* START Extract to read *

Dead things don’t come back.

The second law of thermodynamics, pretty essential physics,

says that life takes energy and three days into death,

there simply isn’t enough energy around to resuscitate someone.

Dead is dead.

Jesus overcame death.

And Christians that maintain that this isn’t central to the story

are somewhat missing the point.

The rules do not define us.

Neither the rules of science,

nor the laws of the United States,

nor common custom.

God defines us.

We being in the image and likeness of God

really do set the standard for the universe.

Some of the commentaries on the Bible suggest that

this whole question of Jesus walking through walls

was meant to be proof of the resurrection,

but I’m not buying it.

Jesus was crucified,

which, in addition to being horribly painful,

is a very public way to die.

I don’t think the disciples, or the reader,

needs further proof that something incredible has happened.

On the other hand, the walking through walls gives us perspective.

It’s a little, manageable infringement on reality as we know it.

It allows us to catch our breath and realize what sort of person Jesus is.

In the resurrection,

God breaks one of the most fundamental rules of nature as we know it.

And this is good news;

good news that you can share.

We, Christians, know that the rules are not the final arbiters in the universe.

* END Extract to read *
* START Given data *

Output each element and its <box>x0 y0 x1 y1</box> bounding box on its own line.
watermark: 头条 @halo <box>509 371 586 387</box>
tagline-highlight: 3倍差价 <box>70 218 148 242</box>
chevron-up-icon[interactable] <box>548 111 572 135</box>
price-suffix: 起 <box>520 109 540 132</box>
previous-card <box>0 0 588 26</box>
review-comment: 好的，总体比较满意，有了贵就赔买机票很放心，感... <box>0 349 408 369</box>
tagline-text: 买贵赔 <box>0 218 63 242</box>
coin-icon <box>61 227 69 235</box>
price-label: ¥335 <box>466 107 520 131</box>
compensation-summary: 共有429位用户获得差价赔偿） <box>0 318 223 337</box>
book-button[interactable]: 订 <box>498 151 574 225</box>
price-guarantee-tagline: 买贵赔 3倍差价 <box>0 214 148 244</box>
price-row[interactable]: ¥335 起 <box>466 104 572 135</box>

* END Given data *

List of tasks →
(a) Can you give the resurrection passage again, in full and word for word?
(b) Would you transcribe every one of the stored data rows, line for line and unchanged?
The resurrection passage and the stored data rows are unrelated material.

Replies →
(a)
Dead things don’t come back.

The second law of thermodynamics, pretty essential physics,

says that life takes energy and three days into death,

there simply isn’t enough energy around to resuscitate someone.

Dead is dead.

Jesus overcame death.

And Christians that maintain that this isn’t central to the story

are somewhat missing the point.

The rules do not define us.

Neither the rules of science,

nor the laws of the United States,

nor common custom.

God defines us.

We being in the image and likeness of God

really do set the standard for the universe.

Some of the commentaries on the Bible suggest that

this whole question of Jesus walking through walls

was meant to be proof of the resurrection,

but I’m not buying it.

Jesus was crucified,

which, in addition to being horribly painful,

is a very public way to die.

I don’t think the disciples, or the reader,

needs further proof that something incredible has happened.

On the other hand, the walking through walls gives us perspective.

It’s a little, manageable infringement on reality as we know it.

It allows us to catch our breath and realize what sort of person Jesus is.

In the resurrection,

God breaks one of the most fundamental rules of nature as we know it.

And this is good news;

good news that you can share.

We, Christians, know that the rules are not the final arbiters in the universe.

(b)
Output each element and its <box>x0 y0 x1 y1</box> bounding box on its own line.
watermark: 头条 @halo <box>509 371 586 387</box>
tagline-highlight: 3倍差价 <box>70 218 148 242</box>
chevron-up-icon[interactable] <box>548 111 572 135</box>
price-suffix: 起 <box>520 109 540 132</box>
previous-card <box>0 0 588 26</box>
review-comment: 好的，总体比较满意，有了贵就赔买机票很放心，感... <box>0 349 408 369</box>
tagline-text: 买贵赔 <box>0 218 63 242</box>
coin-icon <box>61 227 69 235</box>
price-label: ¥335 <box>466 107 520 131</box>
compensation-summary: 共有429位用户获得差价赔偿） <box>0 318 223 337</box>
book-button[interactable]: 订 <box>498 151 574 225</box>
price-guarantee-tagline: 买贵赔 3倍差价 <box>0 214 148 244</box>
price-row[interactable]: ¥335 起 <box>466 104 572 135</box>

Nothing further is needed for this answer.